# SUPPLIED RECORDS:
——

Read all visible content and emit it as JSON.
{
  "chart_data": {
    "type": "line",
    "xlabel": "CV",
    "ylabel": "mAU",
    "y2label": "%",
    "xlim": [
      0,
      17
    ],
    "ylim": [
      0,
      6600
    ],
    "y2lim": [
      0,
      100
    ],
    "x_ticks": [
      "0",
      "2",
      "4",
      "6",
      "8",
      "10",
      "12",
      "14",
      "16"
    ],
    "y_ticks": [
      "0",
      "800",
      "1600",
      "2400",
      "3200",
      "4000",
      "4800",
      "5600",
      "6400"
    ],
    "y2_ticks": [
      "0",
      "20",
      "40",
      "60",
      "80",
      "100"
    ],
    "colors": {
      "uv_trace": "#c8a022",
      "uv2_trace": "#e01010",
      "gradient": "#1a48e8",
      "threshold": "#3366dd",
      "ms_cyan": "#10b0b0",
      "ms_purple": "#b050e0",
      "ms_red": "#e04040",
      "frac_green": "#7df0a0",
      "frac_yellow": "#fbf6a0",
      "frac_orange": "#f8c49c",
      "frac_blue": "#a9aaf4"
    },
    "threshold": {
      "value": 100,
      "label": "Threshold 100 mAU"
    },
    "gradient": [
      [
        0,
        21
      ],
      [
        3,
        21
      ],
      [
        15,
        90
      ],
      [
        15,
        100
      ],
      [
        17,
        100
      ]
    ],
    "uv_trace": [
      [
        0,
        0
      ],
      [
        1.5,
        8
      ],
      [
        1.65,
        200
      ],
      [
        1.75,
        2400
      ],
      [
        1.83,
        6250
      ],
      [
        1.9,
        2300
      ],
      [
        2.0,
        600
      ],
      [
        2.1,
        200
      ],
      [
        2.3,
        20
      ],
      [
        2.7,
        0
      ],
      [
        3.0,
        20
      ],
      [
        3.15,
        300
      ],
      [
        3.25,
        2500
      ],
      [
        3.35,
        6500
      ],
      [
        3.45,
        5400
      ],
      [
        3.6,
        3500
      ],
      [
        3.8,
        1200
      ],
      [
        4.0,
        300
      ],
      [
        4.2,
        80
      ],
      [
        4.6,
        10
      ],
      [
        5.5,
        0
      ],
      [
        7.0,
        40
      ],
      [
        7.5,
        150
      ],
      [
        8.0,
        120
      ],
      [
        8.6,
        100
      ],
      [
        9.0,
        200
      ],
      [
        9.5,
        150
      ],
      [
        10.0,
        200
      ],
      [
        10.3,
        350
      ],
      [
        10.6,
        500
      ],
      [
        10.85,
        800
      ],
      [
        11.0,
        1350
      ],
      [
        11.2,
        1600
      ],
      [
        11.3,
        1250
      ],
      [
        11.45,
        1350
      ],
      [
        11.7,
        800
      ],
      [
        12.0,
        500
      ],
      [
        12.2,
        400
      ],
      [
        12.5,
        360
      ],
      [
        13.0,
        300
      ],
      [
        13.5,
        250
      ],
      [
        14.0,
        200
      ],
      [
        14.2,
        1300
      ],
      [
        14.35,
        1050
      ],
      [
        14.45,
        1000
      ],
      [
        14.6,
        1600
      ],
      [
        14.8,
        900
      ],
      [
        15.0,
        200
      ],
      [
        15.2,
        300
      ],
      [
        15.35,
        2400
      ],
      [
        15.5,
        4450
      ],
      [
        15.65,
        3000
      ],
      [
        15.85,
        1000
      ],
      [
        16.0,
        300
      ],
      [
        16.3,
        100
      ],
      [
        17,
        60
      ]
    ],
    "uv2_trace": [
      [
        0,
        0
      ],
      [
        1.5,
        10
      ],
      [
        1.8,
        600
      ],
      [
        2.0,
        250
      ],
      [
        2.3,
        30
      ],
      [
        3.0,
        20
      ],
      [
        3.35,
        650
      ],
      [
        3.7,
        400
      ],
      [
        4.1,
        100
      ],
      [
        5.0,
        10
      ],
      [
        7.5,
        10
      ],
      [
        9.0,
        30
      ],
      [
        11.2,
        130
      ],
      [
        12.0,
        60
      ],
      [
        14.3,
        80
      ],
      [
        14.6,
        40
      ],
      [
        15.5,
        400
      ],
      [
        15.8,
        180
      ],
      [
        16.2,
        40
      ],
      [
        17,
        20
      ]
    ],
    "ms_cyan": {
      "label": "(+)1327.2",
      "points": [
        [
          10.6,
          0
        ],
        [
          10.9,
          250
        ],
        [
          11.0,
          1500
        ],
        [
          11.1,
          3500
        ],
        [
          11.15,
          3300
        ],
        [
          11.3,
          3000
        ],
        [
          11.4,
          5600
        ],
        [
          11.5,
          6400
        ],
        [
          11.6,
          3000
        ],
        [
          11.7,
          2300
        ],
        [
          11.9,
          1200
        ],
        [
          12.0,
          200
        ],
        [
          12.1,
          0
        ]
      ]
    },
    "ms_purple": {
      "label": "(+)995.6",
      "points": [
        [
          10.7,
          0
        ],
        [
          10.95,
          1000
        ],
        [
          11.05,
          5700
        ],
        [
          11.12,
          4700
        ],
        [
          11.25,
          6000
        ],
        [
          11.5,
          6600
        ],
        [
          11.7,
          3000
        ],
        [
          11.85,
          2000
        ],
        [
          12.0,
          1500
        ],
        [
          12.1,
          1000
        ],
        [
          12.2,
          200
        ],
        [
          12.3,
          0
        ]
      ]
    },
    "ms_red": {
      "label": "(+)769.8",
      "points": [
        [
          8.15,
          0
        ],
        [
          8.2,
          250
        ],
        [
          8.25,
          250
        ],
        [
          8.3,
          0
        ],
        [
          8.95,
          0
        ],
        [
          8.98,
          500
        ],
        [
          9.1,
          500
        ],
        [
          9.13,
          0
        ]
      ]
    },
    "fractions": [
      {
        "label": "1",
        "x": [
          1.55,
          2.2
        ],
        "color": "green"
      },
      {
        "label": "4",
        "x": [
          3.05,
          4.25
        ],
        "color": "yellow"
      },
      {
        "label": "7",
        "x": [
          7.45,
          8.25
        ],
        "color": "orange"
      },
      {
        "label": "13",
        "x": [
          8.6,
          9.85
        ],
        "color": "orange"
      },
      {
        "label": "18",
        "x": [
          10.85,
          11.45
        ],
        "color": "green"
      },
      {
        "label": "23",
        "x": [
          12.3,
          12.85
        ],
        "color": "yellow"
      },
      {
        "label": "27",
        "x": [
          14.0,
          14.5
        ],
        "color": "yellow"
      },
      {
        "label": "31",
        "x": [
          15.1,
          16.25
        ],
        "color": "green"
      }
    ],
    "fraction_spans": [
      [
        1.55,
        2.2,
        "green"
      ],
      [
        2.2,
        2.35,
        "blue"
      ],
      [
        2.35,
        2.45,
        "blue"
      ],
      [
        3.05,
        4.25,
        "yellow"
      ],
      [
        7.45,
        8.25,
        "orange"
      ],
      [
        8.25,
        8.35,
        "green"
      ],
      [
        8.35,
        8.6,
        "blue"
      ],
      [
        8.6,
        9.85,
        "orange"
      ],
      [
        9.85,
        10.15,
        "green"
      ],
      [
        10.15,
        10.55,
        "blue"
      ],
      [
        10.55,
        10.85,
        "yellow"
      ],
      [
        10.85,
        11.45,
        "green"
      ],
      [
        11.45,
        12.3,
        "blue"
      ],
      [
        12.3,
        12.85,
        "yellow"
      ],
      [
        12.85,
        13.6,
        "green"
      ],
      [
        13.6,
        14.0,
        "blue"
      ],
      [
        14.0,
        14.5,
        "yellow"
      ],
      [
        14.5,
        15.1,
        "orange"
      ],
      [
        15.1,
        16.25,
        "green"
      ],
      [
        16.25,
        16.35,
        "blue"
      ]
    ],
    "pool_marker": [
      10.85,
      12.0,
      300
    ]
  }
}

——

# GIVEN EXERCISE:
Print the listing above in its entirety, with every line exact.

# OUTPUT:
Read all visible content and emit it as JSON.
{
  "chart_data": {
    "type": "line",
    "xlabel": "CV",
    "ylabel": "mAU",
    "y2label": "%",
    "xlim": [
      0,
      17
    ],
    "ylim": [
      0,
      6600
    ],
    "y2lim": [
      0,
      100
    ],
    "x_ticks": [
      "0",
      "2",
      "4",
      "6",
      "8",
      "10",
      "12",
      "14",
      "16"
    ],
    "y_ticks": [
      "0",
      "800",
      "1600",
      "2400",
      "3200",
      "4000",
      "4800",
      "5600",
      "6400"
    ],
    "y2_ticks": [
      "0",
      "20",
      "40",
      "60",
      "80",
      "100"
    ],
    "colors": {
      "uv_trace": "#c8a022",
      "uv2_trace": "#e01010",
      "gradient": "#1a48e8",
      "threshold": "#3366dd",
      "ms_cyan": "#10b0b0",
      "ms_purple": "#b050e0",
      "ms_red": "#e04040",
      "frac_green": "#7df0a0",
      "frac_yellow": "#fbf6a0",
      "frac_orange": "#f8c49c",
      "frac_blue": "#a9aaf4"
    },
    "threshold": {
      "value": 100,
      "label": "Threshold 100 mAU"
    },
    "gradient": [
      [
        0,
        21
      ],
      [
        3,
        21
      ],
      [
        15,
        90
      ],
      [
        15,
        100
      ],
      [
        17,
        100
      ]
    ],
    "uv_trace": [
      [
        0,
        0
      ],
      [
        1.5,
        8
      ],
      [
        1.65,
        200
      ],
      [
        1.75,
        2400
      ],
      [
        1.83,
        6250
      ],
      [
        1.9,
        2300
      ],
      [
        2.0,
        600
      ],
      [
        2.1,
        200
      ],
      [
        2.3,
        20
      ],
      [
        2.7,
        0
      ],
      [
        3.0,
        20
      ],
      [
        3.15,
        300
      ],
      [
        3.25,
        2500
      ],
      [
        3.35,
        6500
      ],
      [
        3.45,
        5400
      ],
      [
        3.6,
        3500
      ],
      [
        3.8,
        1200
      ],
      [
        4.0,
        300
      ],
      [
        4.2,
        80
      ],
      [
        4.6,
        10
      ],
      [
        5.5,
        0
      ],
      [
        7.0,
        40
      ],
      [
        7.5,
        150
      ],
      [
        8.0,
        120
      ],
      [
        8.6,
        100
      ],
      [
        9.0,
        200
      ],
      [
        9.5,
        150
      ],
      [
        10.0,
        200
      ],
      [
        10.3,
        350
      ],
      [
        10.6,
        500
      ],
      [
        10.85,
        800
      ],
      [
        11.0,
        1350
      ],
      [
        11.2,
        1600
      ],
      [
        11.3,
        1250
      ],
      [
        11.45,
        1350
      ],
      [
        11.7,
        800
      ],
      [
        12.0,
        500
      ],
      [
        12.2,
        400
      ],
      [
        12.5,
        360
      ],
      [
        13.0,
        300
      ],
      [
        13.5,
        250
      ],
      [
        14.0,
        200
      ],
      [
        14.2,
        1300
      ],
      [
        14.35,
        1050
      ],
      [
        14.45,
        1000
      ],
      [
        14.6,
        1600
      ],
      [
        14.8,
        900
      ],
      [
        15.0,
        200
      ],
      [
        15.2,
        300
      ],
      [
        15.35,
        2400
      ],
      [
        15.5,
        4450
      ],
      [
        15.65,
        3000
      ],
      [
        15.85,
        1000
      ],
      [
        16.0,
        300
      ],
      [
        16.3,
        100
      ],
      [
        17,
        60
      ]
    ],
    "uv2_trace": [
      [
        0,
        0
      ],
      [
        1.5,
        10
      ],
      [
        1.8,
        600
      ],
      [
        2.0,
        250
      ],
      [
        2.3,
        30
      ],
      [
        3.0,
        20
      ],
      [
        3.35,
        650
      ],
      [
        3.7,
        400
      ],
      [
        4.1,
        100
      ],
      [
        5.0,
        10
      ],
      [
        7.5,
        10
      ],
      [
        9.0,
        30
      ],
      [
        11.2,
        130
      ],
      [
        12.0,
        60
      ],
      [
        14.3,
        80
      ],
      [
        14.6,
        40
      ],
      [
        15.5,
        400
      ],
      [
        15.8,
        180
      ],
      [
        16.2,
        40
      ],
      [
        17,
        20
      ]
    ],
    "ms_cyan": {
      "label": "(+)1327.2",
      "points": [
        [
          10.6,
          0
        ],
        [
          10.9,
          250
        ],
        [
          11.0,
          1500
        ],
        [
          11.1,
          3500
        ],
        [
          11.15,
          3300
        ],
        [
          11.3,
          3000
        ],
        [
          11.4,
          5600
        ],
        [
          11.5,
          6400
        ],
        [
          11.6,
          3000
        ],
        [
          11.7,
          2300
        ],
        [
          11.9,
          1200
        ],
        [
          12.0,
          200
        ],
        [
          12.1,
          0
        ]
      ]
    },
    "ms_purple": {
      "label": "(+)995.6",
      "points": [
        [
          10.7,
          0
        ],
        [
          10.95,
          1000
        ],
        [
          11.05,
          5700
        ],
        [
          11.12,
          4700
        ],
        [
          11.25,
          6000
        ],
        [
          11.5,
          6600
        ],
        [
          11.7,
          3000
        ],
        [
          11.85,
          2000
        ],
        [
          12.0,
          1500
        ],
        [
          12.1,
          1000
        ],
        [
          12.2,
          200
        ],
        [
          12.3,
          0
        ]
      ]
    },
    "ms_red": {
      "label": "(+)769.8",
      "points": [
        [
          8.15,
          0
        ],
        [
          8.2,
          250
        ],
        [
          8.25,
          250
        ],
        [
          8.3,
          0
        ],
        [
          8.95,
          0
        ],
        [
          8.98,
          500
        ],
        [
          9.1,
          500
        ],
        [
          9.13,
          0
        ]
      ]
    },
    "fractions": [
      {
        "label": "1",
        "x": [
          1.55,
          2.2
        ],
        "color": "green"
      },
      {
        "label": "4",
        "x": [
          3.05,
          4.25
        ],
        "color": "yellow"
      },
      {
        "label": "7",
        "x": [
          7.45,
          8.25
        ],
        "color": "orange"
      },
      {
        "label": "13",
        "x": [
          8.6,
          9.85
        ],
        "color": "orange"
      },
      {
        "label": "18",
        "x": [
          10.85,
          11.45
        ],
        "color": "green"
      },
      {
        "label": "23",
        "x": [
          12.3,
          12.85
        ],
        "color": "yellow"
      },
      {
        "label": "27",
        "x": [
          14.0,
          14.5
        ],
        "color": "yellow"
      },
      {
        "label": "31",
        "x": [
          15.1,
          16.25
        ],
        "color": "green"
      }
    ],
    "fraction_spans": [
      [
        1.55,
        2.2,
        "green"
      ],
      [
        2.2,
        2.35,
        "blue"
      ],
      [
        2.35,
        2.45,
        "blue"
      ],
      [
        3.05,
        4.25,
        "yellow"
      ],
      [
        7.45,
        8.25,
        "orange"
      ],
      [
        8.25,
        8.35,
        "green"
      ],
      [
        8.35,
        8.6,
        "blue"
      ],
      [
        8.6,
        9.85,
        "orange"
      ],
      [
        9.85,
        10.15,
        "green"
      ],
      [
        10.15,
        10.55,
        "blue"
      ],
      [
        10.55,
        10.85,
        "yellow"
      ],
      [
        10.85,
        11.45,
        "green"
      ],
      [
        11.45,
        12.3,
        "blue"
      ],
      [
        12.3,
        12.85,
        "yellow"
      ],
      [
        12.85,
        13.6,
        "green"
      ],
      [
        13.6,
        14.0,
        "blue"
      ],
      [
        14.0,
        14.5,
        "yellow"
      ],
      [
        14.5,
        15.1,
        "orange"
      ],
      [
        15.1,
        16.25,
        "green"
      ],
      [
        16.25,
        16.35,
        "blue"
      ]
    ],
    "pool_marker": [
      10.85,
      12.0,
      300
    ]
  }
}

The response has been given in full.